*Do this:* Every record below should be written out exactly; pictures stay out.

Start

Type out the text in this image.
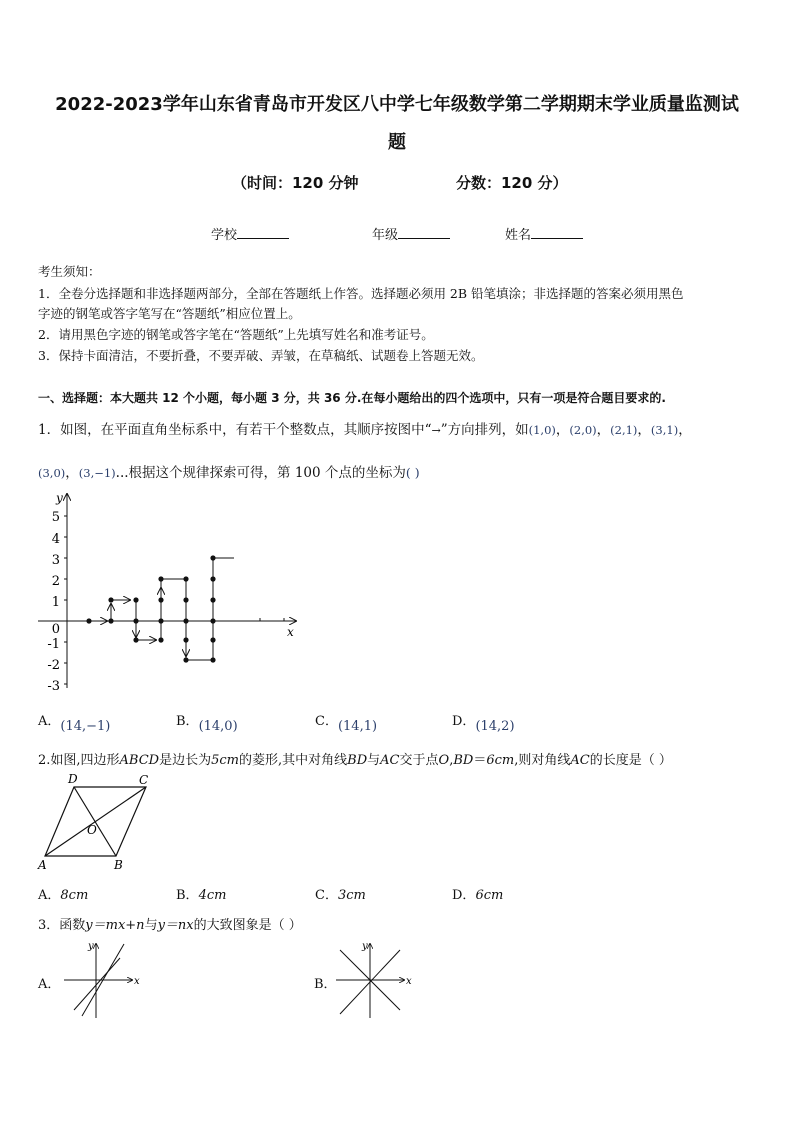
2022-2023学年山东省青岛市开发区八中学七年级数学第二学期期末学业质量监测试
题
（时间：120 分钟	分数：120 分）
学校	年级	姓名
考生须知：
1．全卷分选择题和非选择题两部分，全部在答题纸上作答。选择题必须用 2B 铅笔填涂；非选择题的答案必须用黑色
字迹的钢笔或答字笔写在“答题纸”相应位置上。
2．请用黑色字迹的钢笔或答字笔在“答题纸”上先填写姓名和准考证号。
3．保持卡面清洁，不要折叠，不要弄破、弄皱，在草稿纸、试题卷上答题无效。
一、选择题：本大题共 12 个小题，每小题 3 分，共 36 分.在每小题给出的四个选项中，只有一项是符合题目要求的.
1．如图，在平面直角坐标系中，有若干个整数点，其顺序按图中“→”方向排列，如(1,0)，(2,0)，(2,1)，(3,1)，
(3,0)，(3,−1)...根据这个规律探索可得，第 100 个点的坐标为( )
y
x
5
4
3
2
1
0
-1
-2
-3
A．(14,−1)	B．(14,0)	C．(14,1)	D．(14,2)
2.如图,四边形ABCD是边长为5cm的菱形,其中对角线BD与AC交于点O,BD＝6cm,则对角线AC的长度是（ ）
D	C
A	B
O
A．8cm	B．4cm	C．3cm	D．6cm
3．函数y＝mx+n与y＝nx的大致图象是（ ）
A．
y
x	B．
y
x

End

*Response to the task:*
Type out the text in this image.
2022-2023学年山东省青岛市开发区八中学七年级数学第二学期期末学业质量监测试
题
（时间：120 分钟	分数：120 分）
学校	年级	姓名
考生须知：
1．全卷分选择题和非选择题两部分，全部在答题纸上作答。选择题必须用 2B 铅笔填涂；非选择题的答案必须用黑色
字迹的钢笔或答字笔写在“答题纸”相应位置上。
2．请用黑色字迹的钢笔或答字笔在“答题纸”上先填写姓名和准考证号。
3．保持卡面清洁，不要折叠，不要弄破、弄皱，在草稿纸、试题卷上答题无效。
一、选择题：本大题共 12 个小题，每小题 3 分，共 36 分.在每小题给出的四个选项中，只有一项是符合题目要求的.
1．如图，在平面直角坐标系中，有若干个整数点，其顺序按图中“→”方向排列，如(1,0)，(2,0)，(2,1)，(3,1)，
(3,0)，(3,−1)...根据这个规律探索可得，第 100 个点的坐标为( )
y
x
5
4
3
2
1
0
-1
-2
-3
A．(14,−1)	B．(14,0)	C．(14,1)	D．(14,2)
2.如图,四边形ABCD是边长为5cm的菱形,其中对角线BD与AC交于点O,BD＝6cm,则对角线AC的长度是（ ）
D	C
A	B
O
A．8cm	B．4cm	C．3cm	D．6cm
3．函数y＝mx+n与y＝nx的大致图象是（ ）
A．
y
x	B．
y
x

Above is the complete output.